> **Provided entries**
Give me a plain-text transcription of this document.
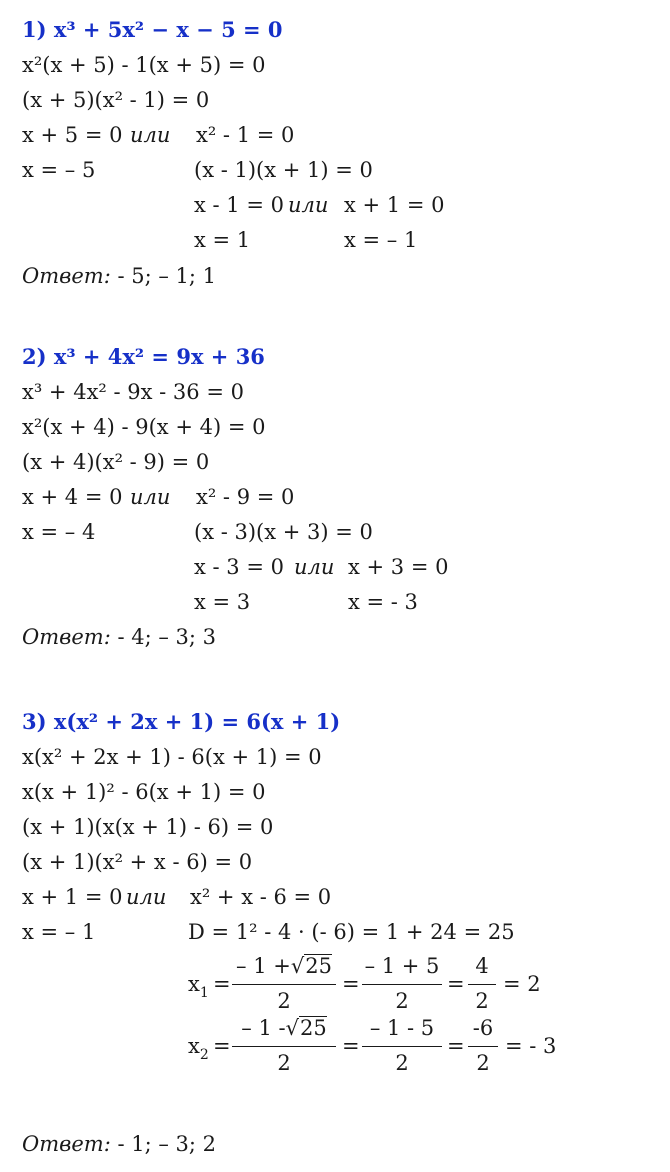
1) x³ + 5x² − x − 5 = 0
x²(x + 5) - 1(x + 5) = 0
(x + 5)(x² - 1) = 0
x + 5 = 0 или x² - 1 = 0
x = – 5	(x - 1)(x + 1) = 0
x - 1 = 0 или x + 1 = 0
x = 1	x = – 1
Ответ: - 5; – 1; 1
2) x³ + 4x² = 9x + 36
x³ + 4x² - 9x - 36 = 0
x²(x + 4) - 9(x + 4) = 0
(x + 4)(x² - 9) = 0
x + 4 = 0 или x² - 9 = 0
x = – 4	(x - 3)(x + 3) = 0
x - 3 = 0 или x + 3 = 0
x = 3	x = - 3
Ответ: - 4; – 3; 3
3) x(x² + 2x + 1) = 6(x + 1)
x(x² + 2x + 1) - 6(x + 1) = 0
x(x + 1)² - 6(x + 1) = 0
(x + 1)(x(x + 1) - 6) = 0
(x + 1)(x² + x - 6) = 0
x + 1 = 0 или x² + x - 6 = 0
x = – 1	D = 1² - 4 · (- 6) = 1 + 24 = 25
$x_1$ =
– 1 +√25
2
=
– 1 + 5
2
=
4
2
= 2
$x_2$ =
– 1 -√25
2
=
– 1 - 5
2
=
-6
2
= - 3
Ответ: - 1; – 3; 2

...

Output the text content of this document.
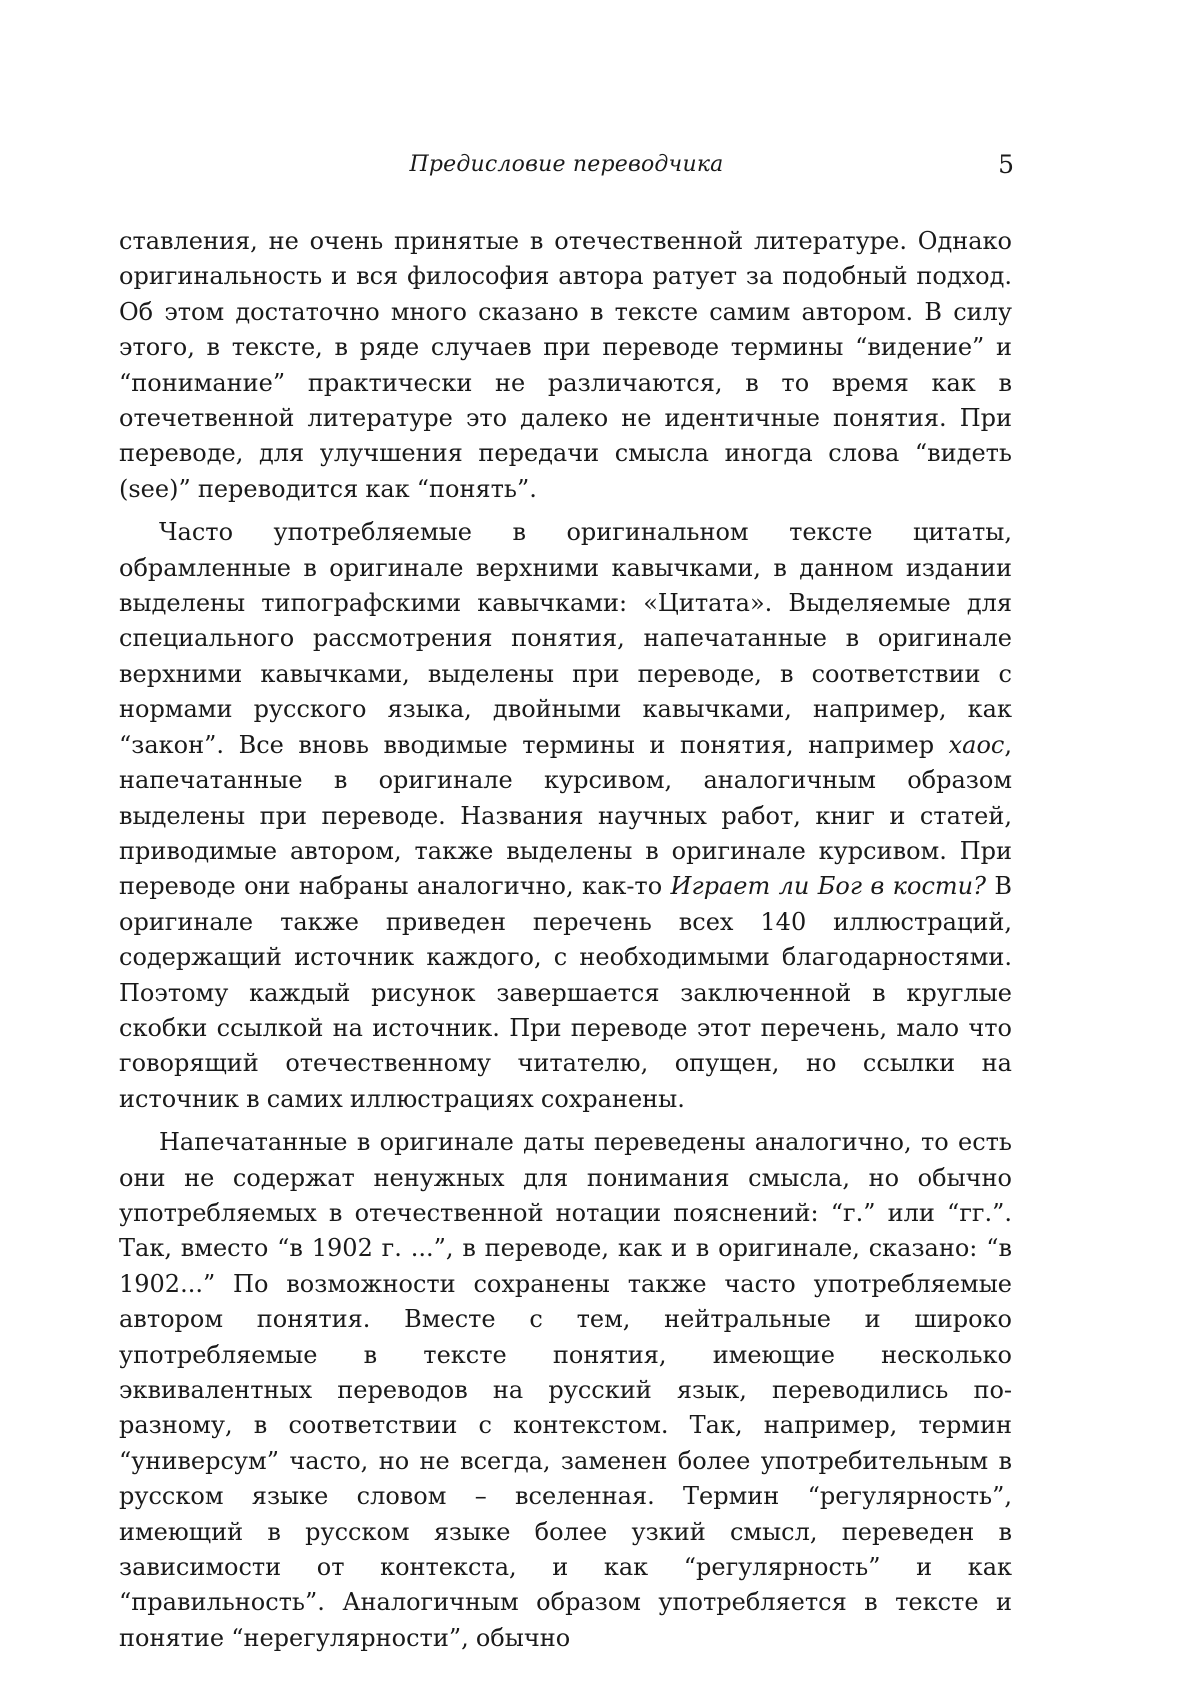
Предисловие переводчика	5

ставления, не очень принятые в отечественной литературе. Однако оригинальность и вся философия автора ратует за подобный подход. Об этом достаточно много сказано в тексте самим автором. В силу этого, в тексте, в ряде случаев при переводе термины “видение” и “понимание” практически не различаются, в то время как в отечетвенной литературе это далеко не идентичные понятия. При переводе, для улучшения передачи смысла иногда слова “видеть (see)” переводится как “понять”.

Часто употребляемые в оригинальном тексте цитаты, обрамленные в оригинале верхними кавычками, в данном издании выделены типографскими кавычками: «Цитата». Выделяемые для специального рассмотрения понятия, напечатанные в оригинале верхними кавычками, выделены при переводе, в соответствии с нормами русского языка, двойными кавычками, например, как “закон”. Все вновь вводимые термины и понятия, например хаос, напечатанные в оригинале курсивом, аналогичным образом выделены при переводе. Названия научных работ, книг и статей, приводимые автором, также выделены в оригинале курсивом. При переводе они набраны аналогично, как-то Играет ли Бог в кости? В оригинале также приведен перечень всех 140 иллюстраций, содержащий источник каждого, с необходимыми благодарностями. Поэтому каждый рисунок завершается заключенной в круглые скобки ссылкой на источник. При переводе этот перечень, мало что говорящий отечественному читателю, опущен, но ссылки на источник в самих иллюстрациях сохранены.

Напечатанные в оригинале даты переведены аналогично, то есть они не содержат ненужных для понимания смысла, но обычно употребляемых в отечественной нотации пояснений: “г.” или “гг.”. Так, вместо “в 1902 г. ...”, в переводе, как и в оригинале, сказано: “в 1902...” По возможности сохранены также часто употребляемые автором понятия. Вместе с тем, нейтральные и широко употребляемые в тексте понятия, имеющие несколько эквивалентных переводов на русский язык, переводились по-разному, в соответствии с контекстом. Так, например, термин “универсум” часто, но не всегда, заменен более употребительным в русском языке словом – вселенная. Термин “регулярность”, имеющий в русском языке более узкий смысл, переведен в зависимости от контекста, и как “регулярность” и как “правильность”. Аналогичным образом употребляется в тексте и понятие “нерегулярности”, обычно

> **Exercise directions**
Gather up the lines containing the word "document" from these records and copy them.

> **Solution to this exercise**
Give me a plain-text transcription of this document.
Output the text content of this document.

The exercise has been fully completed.